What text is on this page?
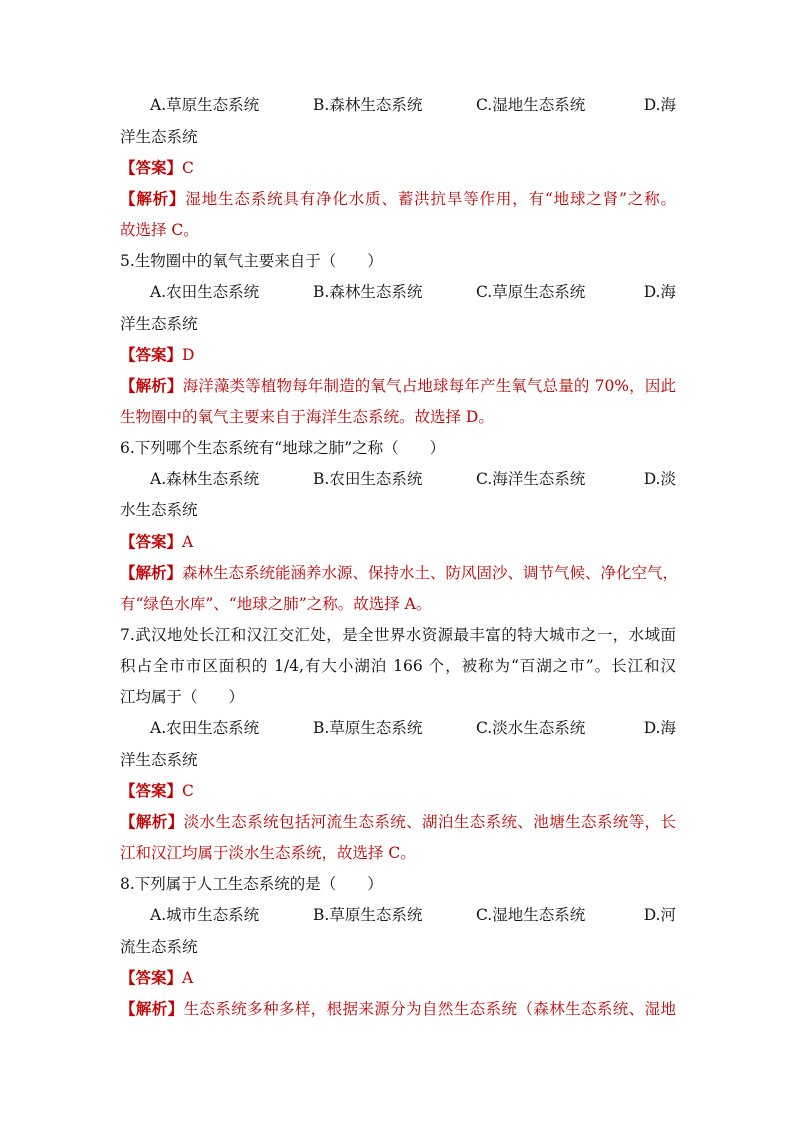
A.草原生态系统	B.森林生态系统	C.湿地生态系统	D.海
洋生态系统
【答案】C
【解析】湿地生态系统具有净化水质、蓄洪抗旱等作用，有“地球之肾”之称。
故选择 C。
5.生物圈中的氧气主要来自于（　　）
A.农田生态系统	B.森林生态系统	C.草原生态系统	D.海
洋生态系统
【答案】D
【解析】海洋藻类等植物每年制造的氧气占地球每年产生氧气总量的 70%，因此
生物圈中的氧气主要来自于海洋生态系统。故选择 D。
6.下列哪个生态系统有“地球之肺”之称（　　）
A.森林生态系统	B.农田生态系统	C.海洋生态系统	D.淡
水生态系统
【答案】A
【解析】森林生态系统能涵养水源、保持水土、防风固沙、调节气候、净化空气，
有“绿色水库”、“地球之肺”之称。故选择 A。
7.武汉地处长江和汉江交汇处，是全世界水资源最丰富的特大城市之一，水域面
积占全市市区面积的 1/4,有大小湖泊 166 个，被称为“百湖之市”。长江和汉
江均属于（　　）
A.农田生态系统	B.草原生态系统	C.淡水生态系统	D.海
洋生态系统
【答案】C
【解析】淡水生态系统包括河流生态系统、湖泊生态系统、池塘生态系统等，长
江和汉江均属于淡水生态系统，故选择 C。
8.下列属于人工生态系统的是（　　）
A.城市生态系统	B.草原生态系统	C.湿地生态系统	D.河
流生态系统
【答案】A
【解析】生态系统多种多样，根据来源分为自然生态系统（森林生态系统、湿地
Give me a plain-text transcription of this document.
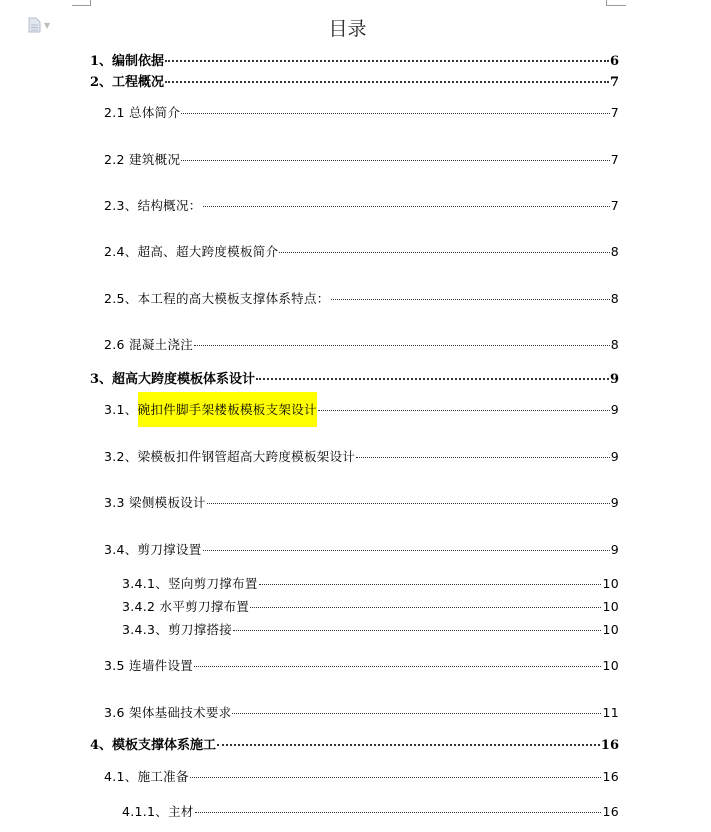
▼	目录
1、编制依据	6
2、工程概况	7
2.1 总体简介	7
2.2 建筑概况	7
2.3、结构概况：	7
2.4、超高、超大跨度模板简介	8
2.5、本工程的高大模板支撑体系特点：	8
2.6 混凝土浇注	8
3、超高大跨度模板体系设计	9
3.1、碗扣件脚手架楼板模板支架设计	9
3.2、梁模板扣件钢管超高大跨度模板架设计	9
3.3 梁侧模板设计	9
3.4、剪刀撑设置	9
3.4.1、竖向剪刀撑布置	10
3.4.2 水平剪刀撑布置	10
3.4.3、剪刀撑搭接	10
3.5 连墙件设置	10
3.6 架体基础技术要求	11
4、模板支撑体系施工	16
4.1、施工准备	16
4.1.1、主材	16
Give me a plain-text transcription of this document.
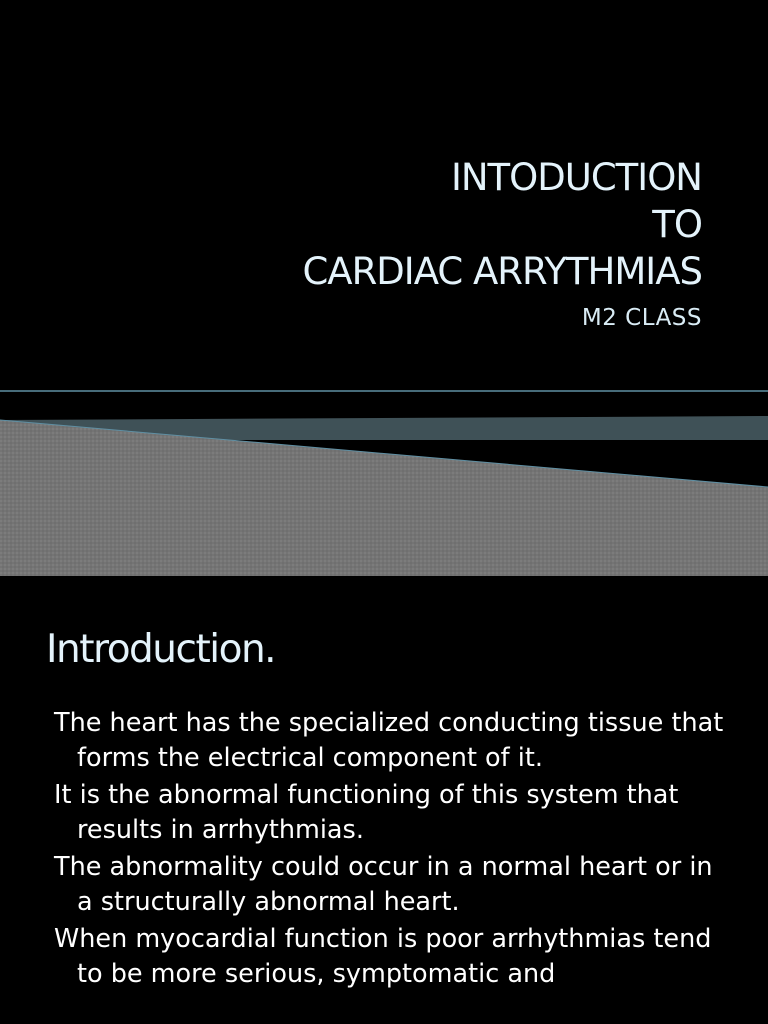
INTODUCTION
TO
CARDIAC ARRYTHMIAS
M2 CLASS
Introduction.
The heart has the specialized conducting tissue that forms the electrical component of it.
It is the abnormal functioning of this system that results in arrhythmias.
The abnormality could occur in a normal heart or in a structurally abnormal heart.
When myocardial function is poor arrhythmias tend to be more serious, symptomatic and
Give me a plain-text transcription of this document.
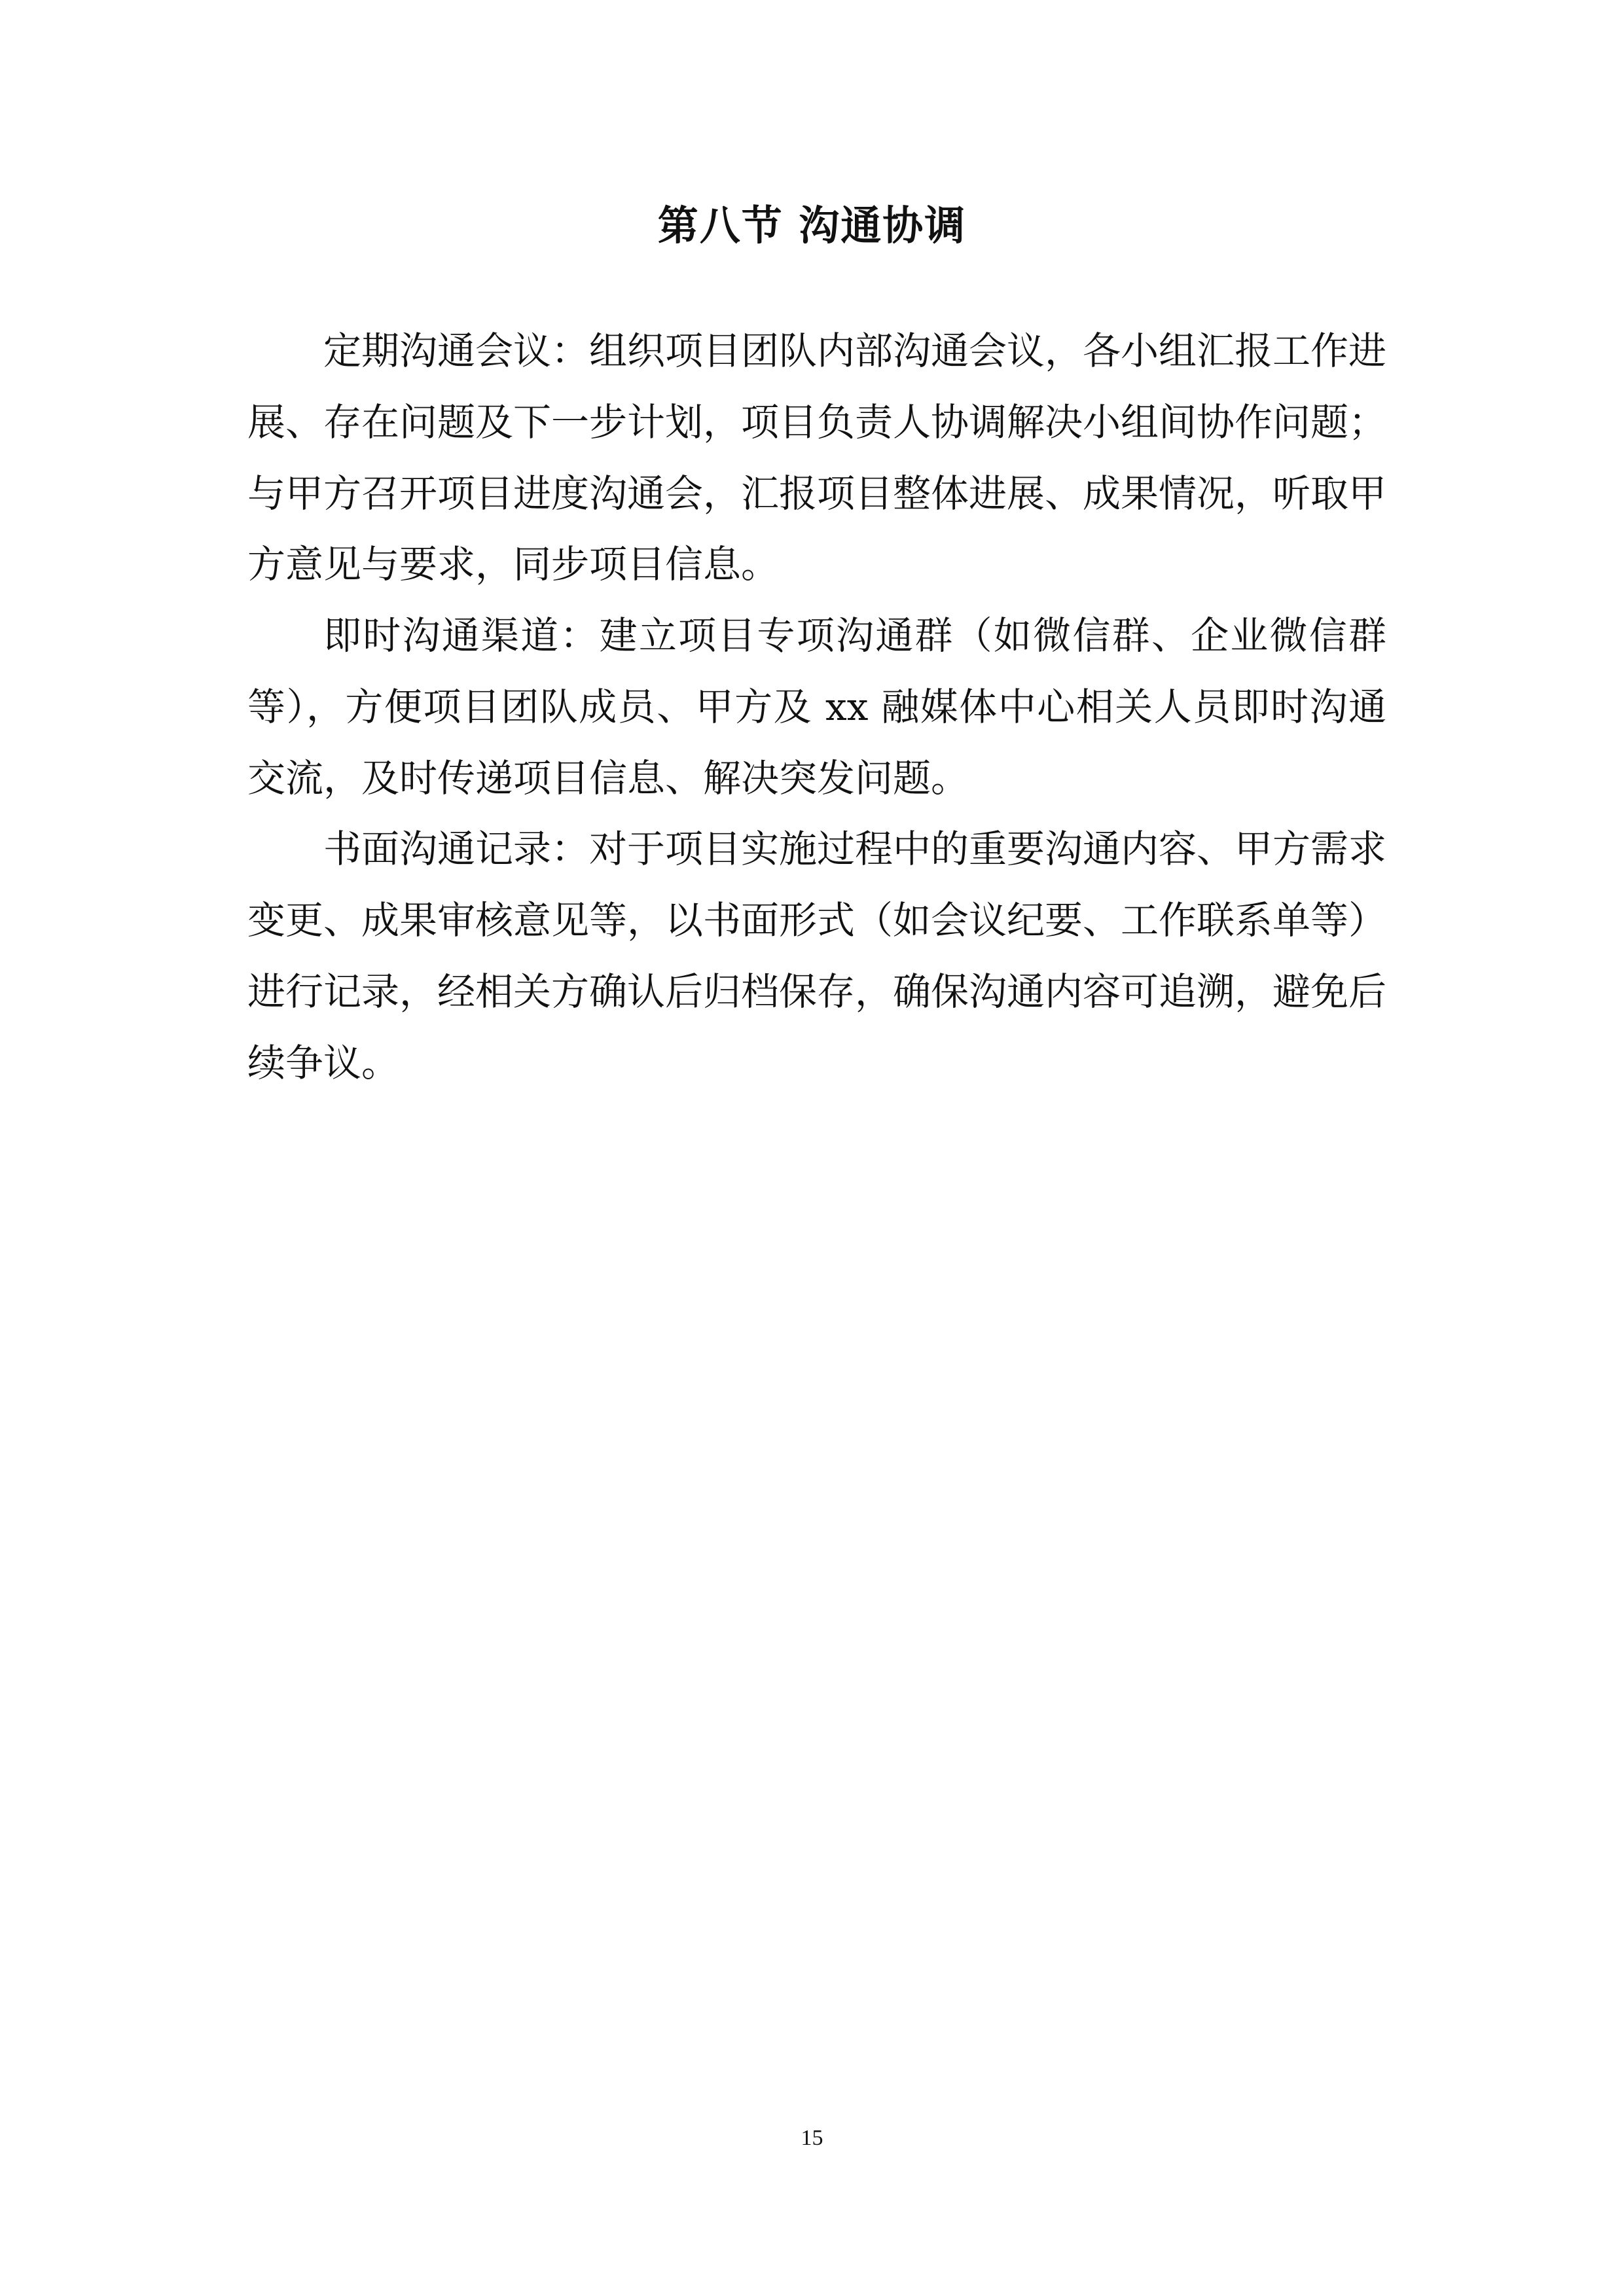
第八节 沟通协调

定期沟通会议：组织项目团队内部沟通会议，各小组汇报工作进展、存在问题及下一步计划，项目负责人协调解决小组间协作问题；与甲方召开项目进度沟通会，汇报项目整体进展、成果情况，听取甲方意见与要求，同步项目信息。

即时沟通渠道：建立项目专项沟通群（如微信群、企业微信群等），方便项目团队成员、甲方及 xx 融媒体中心相关人员即时沟通交流，及时传递项目信息、解决突发问题。

书面沟通记录：对于项目实施过程中的重要沟通内容、甲方需求变更、成果审核意见等，以书面形式（如会议纪要、工作联系单等）进行记录，经相关方确认后归档保存，确保沟通内容可追溯，避免后续争议。

15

◆ ◆ ◆ ◆ ◆ ◆ ◆

# Instructions for the task:
Transcribe every line from the records above without alteration, and leave out the images.

# Final answer:
What text is on this page?
A.草原生态系统	B.森林生态系统	C.湿地生态系统	D.海
洋生态系统
【答案】C
【解析】湿地生态系统具有净化水质、蓄洪抗旱等作用，有“地球之肾”之称。
故选择 C。
5.生物圈中的氧气主要来自于（　　）
A.农田生态系统	B.森林生态系统	C.草原生态系统	D.海
洋生态系统
【答案】D
【解析】海洋藻类等植物每年制造的氧气占地球每年产生氧气总量的 70%，因此
生物圈中的氧气主要来自于海洋生态系统。故选择 D。
6.下列哪个生态系统有“地球之肺”之称（　　）
A.森林生态系统	B.农田生态系统	C.海洋生态系统	D.淡
水生态系统
【答案】A
【解析】森林生态系统能涵养水源、保持水土、防风固沙、调节气候、净化空气，
有“绿色水库”、“地球之肺”之称。故选择 A。
7.武汉地处长江和汉江交汇处，是全世界水资源最丰富的特大城市之一，水域面
积占全市市区面积的 1/4,有大小湖泊 166 个，被称为“百湖之市”。长江和汉
江均属于（　　）
A.农田生态系统	B.草原生态系统	C.淡水生态系统	D.海
洋生态系统
【答案】C
【解析】淡水生态系统包括河流生态系统、湖泊生态系统、池塘生态系统等，长
江和汉江均属于淡水生态系统，故选择 C。
8.下列属于人工生态系统的是（　　）
A.城市生态系统	B.草原生态系统	C.湿地生态系统	D.河
流生态系统
【答案】A
【解析】生态系统多种多样，根据来源分为自然生态系统（森林生态系统、湿地
Give me a plain-text transcription of this document.
▼	目录
1、编制依据	6
2、工程概况	7
2.1 总体简介	7
2.2 建筑概况	7
2.3、结构概况：	7
2.4、超高、超大跨度模板简介	8
2.5、本工程的高大模板支撑体系特点：	8
2.6 混凝土浇注	8
3、超高大跨度模板体系设计	9
3.1、碗扣件脚手架楼板模板支架设计	9
3.2、梁模板扣件钢管超高大跨度模板架设计	9
3.3 梁侧模板设计	9
3.4、剪刀撑设置	9
3.4.1、竖向剪刀撑布置	10
3.4.2 水平剪刀撑布置	10
3.4.3、剪刀撑搭接	10
3.5 连墙件设置	10
3.6 架体基础技术要求	11
4、模板支撑体系施工	16
4.1、施工准备	16
4.1.1、主材	16
Give me a plain-text transcription of this document.
INTODUCTION
TO
CARDIAC ARRYTHMIAS
M2 CLASS
Introduction.
The heart has the specialized conducting tissue that forms the electrical component of it.
It is the abnormal functioning of this system that results in arrhythmias.
The abnormality could occur in a normal heart or in a structurally abnormal heart.
When myocardial function is poor arrhythmias tend to be more serious, symptomatic and
Give me a plain-text transcription of this document.
第八节 沟通协调

定期沟通会议：组织项目团队内部沟通会议，各小组汇报工作进展、存在问题及下一步计划，项目负责人协调解决小组间协作问题；与甲方召开项目进度沟通会，汇报项目整体进展、成果情况，听取甲方意见与要求，同步项目信息。

即时沟通渠道：建立项目专项沟通群（如微信群、企业微信群等），方便项目团队成员、甲方及 xx 融媒体中心相关人员即时沟通交流，及时传递项目信息、解决突发问题。

书面沟通记录：对于项目实施过程中的重要沟通内容、甲方需求变更、成果审核意见等，以书面形式（如会议纪要、工作联系单等）进行记录，经相关方确认后归档保存，确保沟通内容可追溯，避免后续争议。

15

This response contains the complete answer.